AUFGABEN:
[1] Gib den Abschnitt des Forenthreads über Hornkraut wortgetreu wieder, und zwar zwischen „habe ja vorher“ und „zeug nicht abfischt?“, beide eingeschlossen.
[2] Wann kommt das Hornkraut laut dem Forenthread über Hornkraut nach dem Winter wieder hoch?
[3] Setze den Forenthread über Hornkraut bitte nach seinem letzten Satz fort.

TEXTAUSZUG:

- - - - -

# Hornkraut wuchert



## naturteichtante (5. Aug. 2008)

hallo forengemeinde,

es ist unglaublich. habe letztes jahr einen stiel __ hornkraut aus dem ausverkauf in den teich geschmissen und dieses jahr schon einen knapp 2 m großen teppich im teich. da zeug hat sich an einem bestimmten platz um die seerosen (im schatten) und das entenhaus genudelt und ne kleine insel gebildet. das ist echt der hammer wie sich das zeug aus einem stiel ausgebreitet hat.

habe ja vorher im net geschaut, ob da gut für den teich ist und so. da stand auch schnell wachsend. aber so schnell? habe es gekauft, weil sich da wohl auch gerne die fischbrut drin tummelt und es ein sauerstoffspender sein soll. 

da tummelt sich auch tatsächlich was kleineres drin -wahrscheinlich die __ moderlieschen oder babykarpfen. da kam was kleines kurz hochgeschossen hat sich was geschnappt und ist sofort wieder abgetaucht. 

wächst das zeug nur an bestimmten stellen oder ist der teich bald zugewuchert, wenn man das zeug nicht abfischt? 

lg tante


----------



## Biotopfan (6. Aug. 2008)

*AW:  Hornkraut wuchert*

Hei, freu Dich doch  das Zeug besteht aus überschüssigen Nährstoffen und produziert auchnoch Sauerstoff  Vor dem Winter würd ich aber einen Teil abfischen, weil es die Nährstoffe wieder freisetzt, wenn es vergammelt. Im Winter bleiben ja nur die Triebspitzen erhalten, der Rest löst sich auf. 
Kannst auch jetzschon das Hornkraut langsam rauziehen, damit die Fische flüchten können und die schönen Spitzen wieder reinschmeißen, soviele wie du meinst das gut sind  und im Herbst nochmal...
Das Hornkraut sinkt im Winter auf den Grund und kommt erst wieder Hoch, wenn das Wassr wieder warm wird und es richtig anfängt zu assimilieren. Da kann man die Luftbläschen in der Pflanze sehen. Trotzdem produziert es auch unter Eis noch sauerstoff, aber halt viel langsamer als im warmen Wasser. Dazu darf es aber nicht dunkel sein zb. unter einer dicken Schneeschicht. Deshalb kann man ein bisschen den Schnee abkehren...

- - - - -

ANGEZEIGTE INFORMATIONEN:
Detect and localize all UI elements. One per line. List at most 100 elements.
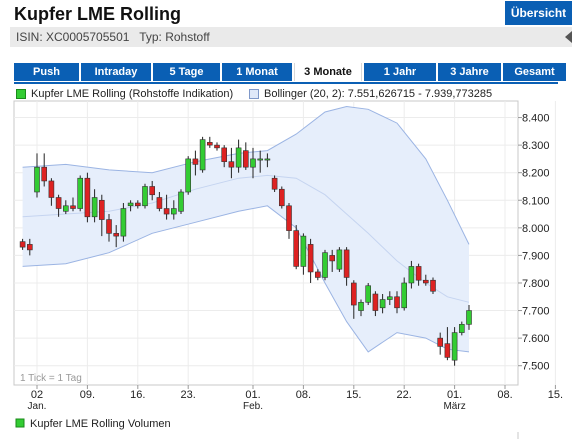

- - - - -

ERGEBNISSE DER AUFGABEN:
[1]
habe ja vorher im net geschaut, ob da gut für den teich ist und so. da stand auch schnell wachsend. aber so schnell? habe es gekauft, weil sich da wohl auch gerne die fischbrut drin tummelt und es ein sauerstoffspender sein soll. 

da tummelt sich auch tatsächlich was kleineres drin -wahrscheinlich die __ moderlieschen oder babykarpfen. da kam was kleines kurz hochgeschossen hat sich was geschnappt und ist sofort wieder abgetaucht. 

wächst das zeug nur an bestimmten stellen oder ist der teich bald zugewuchert, wenn man das zeug nicht abfischt?

[2] Wenn das Wasser wieder warm wird und es richtig anfängt zu assimilieren.

[3]
Sieh es bitte nicht als Unkraut sondern als Heinzelmännchen 
VG Monika


----------



## Jam (8. Aug. 2008)

*AW:  Hornkraut wuchert*

Hallo,

freute mich bis gerade  ;-)  auch noch über mein vermehrungsfreudiges Hornkraut. 

Was ich als Teichneuling allerdings nicht wusste, ist, dass nur die Triebspitzen des Hornkrauts den Winter überleben.

Beim Algen-Abfischen ist mir schon aufgefallen, dass manchmal ein Teil der hintere Teil mancher Hornkraut-Halme braun und bröselig sind, während die neueren Spitzen grün und fest sind.

Muss ich jetzt echt vorm Winter mein ganzes Hornkraut durchforsten???  
Oh weh - seit wir den Teich haben, habe ich das Gefühl, dass ich nur noch daran arbeite - Bügelwäsche, Saugen, Putzen - alles bleibt liegen wegen Arbeiten rund um den Teich ...

Gruß
Jam


----------



## 69pflanzenfreund69 (8. Aug. 2008)

*AW:  Hornkraut wuchert*

Hi,

hol dir doch mal ein paar fischies die das wechfressen (__ graskarpfen)

allerdings bin ich mir nicht sicher ob dies nur abfressen oder tatsächlich stückweise wechfressen und verdauen

hab das hier grad gelesen:



> Anfangs ernähren sich die Jungfische von Kleintieren, ab einer Länge von sechs bis zehn Zentimeter gehen sie zu pflanzlicher Nahrung über, wobei sich ihr Darmkanal um das zwei- bis 2,5-fache der Körpergröße verlängert.



http://de.wikipedia.org/wiki/Graskarpfen

und dann noch hier zum __ Hornblatt (oder hast du ne __ wasserpest pflanze ?)

http://de.wikipedia.org/wiki/Hornblatt



> In der Regel vollzieht sich die Ausbreitung der Pflanze jedoch vegetativ, indem die brüchigen Sprosse im Frühjahr zerfallen. Aus jedem Bruchstück wächst ein neues Individuum heran. Außerdem werden im Herbst stärkereiche Winterknospen (Turionen) gebildet, die sich ablösen und auf den Grund sinken. Aus ihnen entstehen im Frühjahr ebenfalls neue Pflanzen.



und was machst du nun ?


----------



## Jam (8. Aug. 2008)

*AW:  Hornkraut wuchert*

  

Erst mal hoffen, dass noch weitere Erfahrungen hier zusammen kommen.

Gruß
Jam


----------



## Trautchen (8. Aug. 2008)

*AW:  Hornkraut wuchert*



			
				Jam schrieb:
			
		

> Oh weh - seit wir den Teich haben, habe ich das Gefühl, dass ich nur noch daran arbeite - Bügelwäsche, Saugen, Putzen - alles bleibt liegen wegen Arbeiten rund um den Teich ...



Hallo Jam, wem sagst Du das...  aber das heben wir uns für den Winter auf.
Im Sommer sind wir sowieso nur draußen, da kann man auf´s Putzen auch mal verzichten...bei mir gibts auch keine gebügelte Wäsche mehr


----------



## Digicat (8. Aug. 2008)

*AW:  Hornkraut wuchert*

Servus

@ Ralf: das war keine gute Idee mit dem __ Graskarpfen  

@ Jam & Anke: Immer am Teich sein ist schön  aber immer gleich alles rausholen  , seht die Sache doch ein bisschen gelassener.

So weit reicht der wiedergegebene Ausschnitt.